[What you need to do] Here are some entries; quote each one exactly.

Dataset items
○ ○ ○ ○

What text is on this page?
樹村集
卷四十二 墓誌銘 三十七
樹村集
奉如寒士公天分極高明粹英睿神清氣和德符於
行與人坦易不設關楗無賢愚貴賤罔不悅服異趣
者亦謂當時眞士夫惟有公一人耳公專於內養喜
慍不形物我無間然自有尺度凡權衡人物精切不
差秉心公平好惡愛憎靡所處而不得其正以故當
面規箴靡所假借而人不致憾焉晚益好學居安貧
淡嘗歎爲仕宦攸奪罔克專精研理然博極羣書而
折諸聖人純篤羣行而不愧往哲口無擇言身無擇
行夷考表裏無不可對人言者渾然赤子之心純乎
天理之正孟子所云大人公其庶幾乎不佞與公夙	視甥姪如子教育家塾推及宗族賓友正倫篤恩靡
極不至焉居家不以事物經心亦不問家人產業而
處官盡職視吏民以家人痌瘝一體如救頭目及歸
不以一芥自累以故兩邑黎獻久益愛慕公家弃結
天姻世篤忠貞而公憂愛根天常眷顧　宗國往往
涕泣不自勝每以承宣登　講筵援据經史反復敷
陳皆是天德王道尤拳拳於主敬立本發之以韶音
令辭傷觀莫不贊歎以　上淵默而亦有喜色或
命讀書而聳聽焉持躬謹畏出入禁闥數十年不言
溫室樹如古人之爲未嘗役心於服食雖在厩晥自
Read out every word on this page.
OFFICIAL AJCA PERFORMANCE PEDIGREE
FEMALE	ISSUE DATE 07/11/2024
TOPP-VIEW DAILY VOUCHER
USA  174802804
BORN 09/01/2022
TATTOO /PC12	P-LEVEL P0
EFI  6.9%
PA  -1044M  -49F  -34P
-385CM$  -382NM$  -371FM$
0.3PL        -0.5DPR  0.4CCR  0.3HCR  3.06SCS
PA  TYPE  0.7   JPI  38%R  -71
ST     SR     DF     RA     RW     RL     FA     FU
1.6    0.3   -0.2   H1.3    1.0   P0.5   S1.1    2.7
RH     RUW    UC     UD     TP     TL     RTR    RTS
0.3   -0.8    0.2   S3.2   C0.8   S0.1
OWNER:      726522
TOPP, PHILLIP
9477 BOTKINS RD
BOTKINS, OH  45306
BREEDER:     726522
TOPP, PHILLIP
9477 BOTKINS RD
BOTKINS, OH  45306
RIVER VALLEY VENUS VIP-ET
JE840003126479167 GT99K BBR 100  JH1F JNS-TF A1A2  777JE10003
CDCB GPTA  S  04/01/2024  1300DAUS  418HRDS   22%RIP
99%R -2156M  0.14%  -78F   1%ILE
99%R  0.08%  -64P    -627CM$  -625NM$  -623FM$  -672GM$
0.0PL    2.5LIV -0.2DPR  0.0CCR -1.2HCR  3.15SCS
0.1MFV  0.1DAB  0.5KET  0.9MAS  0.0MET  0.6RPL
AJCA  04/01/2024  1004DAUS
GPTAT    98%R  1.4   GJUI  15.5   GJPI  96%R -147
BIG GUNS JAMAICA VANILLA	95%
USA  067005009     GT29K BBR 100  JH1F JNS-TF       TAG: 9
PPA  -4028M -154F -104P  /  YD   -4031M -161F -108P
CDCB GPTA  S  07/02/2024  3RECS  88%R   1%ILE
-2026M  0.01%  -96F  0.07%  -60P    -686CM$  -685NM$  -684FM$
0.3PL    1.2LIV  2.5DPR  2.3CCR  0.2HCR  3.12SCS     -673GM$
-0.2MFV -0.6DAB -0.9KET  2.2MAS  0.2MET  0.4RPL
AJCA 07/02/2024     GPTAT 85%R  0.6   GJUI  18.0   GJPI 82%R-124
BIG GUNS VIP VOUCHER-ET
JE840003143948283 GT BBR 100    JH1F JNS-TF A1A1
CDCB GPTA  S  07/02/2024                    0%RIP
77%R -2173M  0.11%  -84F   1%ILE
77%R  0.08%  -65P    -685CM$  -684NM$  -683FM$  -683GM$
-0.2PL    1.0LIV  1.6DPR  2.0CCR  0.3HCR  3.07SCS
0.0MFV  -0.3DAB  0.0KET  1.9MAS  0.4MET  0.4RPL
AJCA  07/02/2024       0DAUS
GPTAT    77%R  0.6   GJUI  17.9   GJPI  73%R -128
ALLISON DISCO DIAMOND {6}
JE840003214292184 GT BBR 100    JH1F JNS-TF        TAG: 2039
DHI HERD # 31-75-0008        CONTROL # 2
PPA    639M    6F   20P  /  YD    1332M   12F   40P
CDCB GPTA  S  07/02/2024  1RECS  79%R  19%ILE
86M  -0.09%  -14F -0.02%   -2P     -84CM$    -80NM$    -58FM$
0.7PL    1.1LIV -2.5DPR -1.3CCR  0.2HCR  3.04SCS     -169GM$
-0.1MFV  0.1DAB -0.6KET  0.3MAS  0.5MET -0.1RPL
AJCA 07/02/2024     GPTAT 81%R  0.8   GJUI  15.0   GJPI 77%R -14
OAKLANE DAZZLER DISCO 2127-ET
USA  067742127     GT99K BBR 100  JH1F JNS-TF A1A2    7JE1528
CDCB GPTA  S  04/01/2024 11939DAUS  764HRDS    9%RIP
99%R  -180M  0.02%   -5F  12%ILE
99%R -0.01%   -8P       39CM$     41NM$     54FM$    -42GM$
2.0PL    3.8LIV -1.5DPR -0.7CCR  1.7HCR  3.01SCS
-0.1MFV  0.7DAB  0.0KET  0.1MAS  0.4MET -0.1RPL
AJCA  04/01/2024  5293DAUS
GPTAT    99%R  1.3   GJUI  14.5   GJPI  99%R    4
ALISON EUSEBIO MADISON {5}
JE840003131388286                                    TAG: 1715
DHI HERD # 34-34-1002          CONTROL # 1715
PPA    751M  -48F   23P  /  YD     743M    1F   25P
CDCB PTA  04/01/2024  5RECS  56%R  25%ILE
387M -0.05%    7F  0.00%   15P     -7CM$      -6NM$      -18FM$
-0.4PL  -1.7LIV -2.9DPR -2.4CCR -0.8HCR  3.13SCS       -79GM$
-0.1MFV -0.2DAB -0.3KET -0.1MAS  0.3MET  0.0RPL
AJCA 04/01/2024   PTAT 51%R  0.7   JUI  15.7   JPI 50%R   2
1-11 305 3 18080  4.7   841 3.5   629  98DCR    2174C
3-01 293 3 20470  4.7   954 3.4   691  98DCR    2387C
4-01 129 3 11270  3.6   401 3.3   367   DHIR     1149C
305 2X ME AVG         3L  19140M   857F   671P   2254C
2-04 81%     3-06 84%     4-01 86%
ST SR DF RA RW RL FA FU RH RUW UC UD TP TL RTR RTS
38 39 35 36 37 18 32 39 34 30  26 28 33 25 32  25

○ ○ ○ ○

[Reply]
What text is on this page?
樹村集
卷四十二 墓誌銘 三十七
樹村集
奉如寒士公天分極高明粹英睿神清氣和德符於
行與人坦易不設關楗無賢愚貴賤罔不悅服異趣
者亦謂當時眞士夫惟有公一人耳公專於內養喜
慍不形物我無間然自有尺度凡權衡人物精切不
差秉心公平好惡愛憎靡所處而不得其正以故當
面規箴靡所假借而人不致憾焉晚益好學居安貧
淡嘗歎爲仕宦攸奪罔克專精研理然博極羣書而
折諸聖人純篤羣行而不愧往哲口無擇言身無擇
行夷考表裏無不可對人言者渾然赤子之心純乎
天理之正孟子所云大人公其庶幾乎不佞與公夙	視甥姪如子教育家塾推及宗族賓友正倫篤恩靡
極不至焉居家不以事物經心亦不問家人產業而
處官盡職視吏民以家人痌瘝一體如救頭目及歸
不以一芥自累以故兩邑黎獻久益愛慕公家弃結
天姻世篤忠貞而公憂愛根天常眷顧　宗國往往
涕泣不自勝每以承宣登　講筵援据經史反復敷
陳皆是天德王道尤拳拳於主敬立本發之以韶音
令辭傷觀莫不贊歎以　上淵默而亦有喜色或
命讀書而聳聽焉持躬謹畏出入禁闥數十年不言
溫室樹如古人之爲未嘗役心於服食雖在厩晥自
Read out every word on this page.
OFFICIAL AJCA PERFORMANCE PEDIGREE
FEMALE	ISSUE DATE 07/11/2024
TOPP-VIEW DAILY VOUCHER
USA  174802804
BORN 09/01/2022
TATTOO /PC12	P-LEVEL P0
EFI  6.9%
PA  -1044M  -49F  -34P
-385CM$  -382NM$  -371FM$
0.3PL        -0.5DPR  0.4CCR  0.3HCR  3.06SCS
PA  TYPE  0.7   JPI  38%R  -71
ST     SR     DF     RA     RW     RL     FA     FU
1.6    0.3   -0.2   H1.3    1.0   P0.5   S1.1    2.7
RH     RUW    UC     UD     TP     TL     RTR    RTS
0.3   -0.8    0.2   S3.2   C0.8   S0.1
OWNER:      726522
TOPP, PHILLIP
9477 BOTKINS RD
BOTKINS, OH  45306
BREEDER:     726522
TOPP, PHILLIP
9477 BOTKINS RD
BOTKINS, OH  45306
RIVER VALLEY VENUS VIP-ET
JE840003126479167 GT99K BBR 100  JH1F JNS-TF A1A2  777JE10003
CDCB GPTA  S  04/01/2024  1300DAUS  418HRDS   22%RIP
99%R -2156M  0.14%  -78F   1%ILE
99%R  0.08%  -64P    -627CM$  -625NM$  -623FM$  -672GM$
0.0PL    2.5LIV -0.2DPR  0.0CCR -1.2HCR  3.15SCS
0.1MFV  0.1DAB  0.5KET  0.9MAS  0.0MET  0.6RPL
AJCA  04/01/2024  1004DAUS
GPTAT    98%R  1.4   GJUI  15.5   GJPI  96%R -147
BIG GUNS JAMAICA VANILLA	95%
USA  067005009     GT29K BBR 100  JH1F JNS-TF       TAG: 9
PPA  -4028M -154F -104P  /  YD   -4031M -161F -108P
CDCB GPTA  S  07/02/2024  3RECS  88%R   1%ILE
-2026M  0.01%  -96F  0.07%  -60P    -686CM$  -685NM$  -684FM$
0.3PL    1.2LIV  2.5DPR  2.3CCR  0.2HCR  3.12SCS     -673GM$
-0.2MFV -0.6DAB -0.9KET  2.2MAS  0.2MET  0.4RPL
AJCA 07/02/2024     GPTAT 85%R  0.6   GJUI  18.0   GJPI 82%R-124
BIG GUNS VIP VOUCHER-ET
JE840003143948283 GT BBR 100    JH1F JNS-TF A1A1
CDCB GPTA  S  07/02/2024                    0%RIP
77%R -2173M  0.11%  -84F   1%ILE
77%R  0.08%  -65P    -685CM$  -684NM$  -683FM$  -683GM$
-0.2PL    1.0LIV  1.6DPR  2.0CCR  0.3HCR  3.07SCS
0.0MFV  -0.3DAB  0.0KET  1.9MAS  0.4MET  0.4RPL
AJCA  07/02/2024       0DAUS
GPTAT    77%R  0.6   GJUI  17.9   GJPI  73%R -128
ALLISON DISCO DIAMOND {6}
JE840003214292184 GT BBR 100    JH1F JNS-TF        TAG: 2039
DHI HERD # 31-75-0008        CONTROL # 2
PPA    639M    6F   20P  /  YD    1332M   12F   40P
CDCB GPTA  S  07/02/2024  1RECS  79%R  19%ILE
86M  -0.09%  -14F -0.02%   -2P     -84CM$    -80NM$    -58FM$
0.7PL    1.1LIV -2.5DPR -1.3CCR  0.2HCR  3.04SCS     -169GM$
-0.1MFV  0.1DAB -0.6KET  0.3MAS  0.5MET -0.1RPL
AJCA 07/02/2024     GPTAT 81%R  0.8   GJUI  15.0   GJPI 77%R -14
OAKLANE DAZZLER DISCO 2127-ET
USA  067742127     GT99K BBR 100  JH1F JNS-TF A1A2    7JE1528
CDCB GPTA  S  04/01/2024 11939DAUS  764HRDS    9%RIP
99%R  -180M  0.02%   -5F  12%ILE
99%R -0.01%   -8P       39CM$     41NM$     54FM$    -42GM$
2.0PL    3.8LIV -1.5DPR -0.7CCR  1.7HCR  3.01SCS
-0.1MFV  0.7DAB  0.0KET  0.1MAS  0.4MET -0.1RPL
AJCA  04/01/2024  5293DAUS
GPTAT    99%R  1.3   GJUI  14.5   GJPI  99%R    4
ALISON EUSEBIO MADISON {5}
JE840003131388286                                    TAG: 1715
DHI HERD # 34-34-1002          CONTROL # 1715
PPA    751M  -48F   23P  /  YD     743M    1F   25P
CDCB PTA  04/01/2024  5RECS  56%R  25%ILE
387M -0.05%    7F  0.00%   15P     -7CM$      -6NM$      -18FM$
-0.4PL  -1.7LIV -2.9DPR -2.4CCR -0.8HCR  3.13SCS       -79GM$
-0.1MFV -0.2DAB -0.3KET -0.1MAS  0.3MET  0.0RPL
AJCA 04/01/2024   PTAT 51%R  0.7   JUI  15.7   JPI 50%R   2
1-11 305 3 18080  4.7   841 3.5   629  98DCR    2174C
3-01 293 3 20470  4.7   954 3.4   691  98DCR    2387C
4-01 129 3 11270  3.6   401 3.3   367   DHIR     1149C
305 2X ME AVG         3L  19140M   857F   671P   2254C
2-04 81%     3-06 84%     4-01 86%
ST SR DF RA RW RL FA FU RH RUW UC UD TP TL RTR RTS
38 39 35 36 37 18 32 39 34 30  26 28 33 25 32  25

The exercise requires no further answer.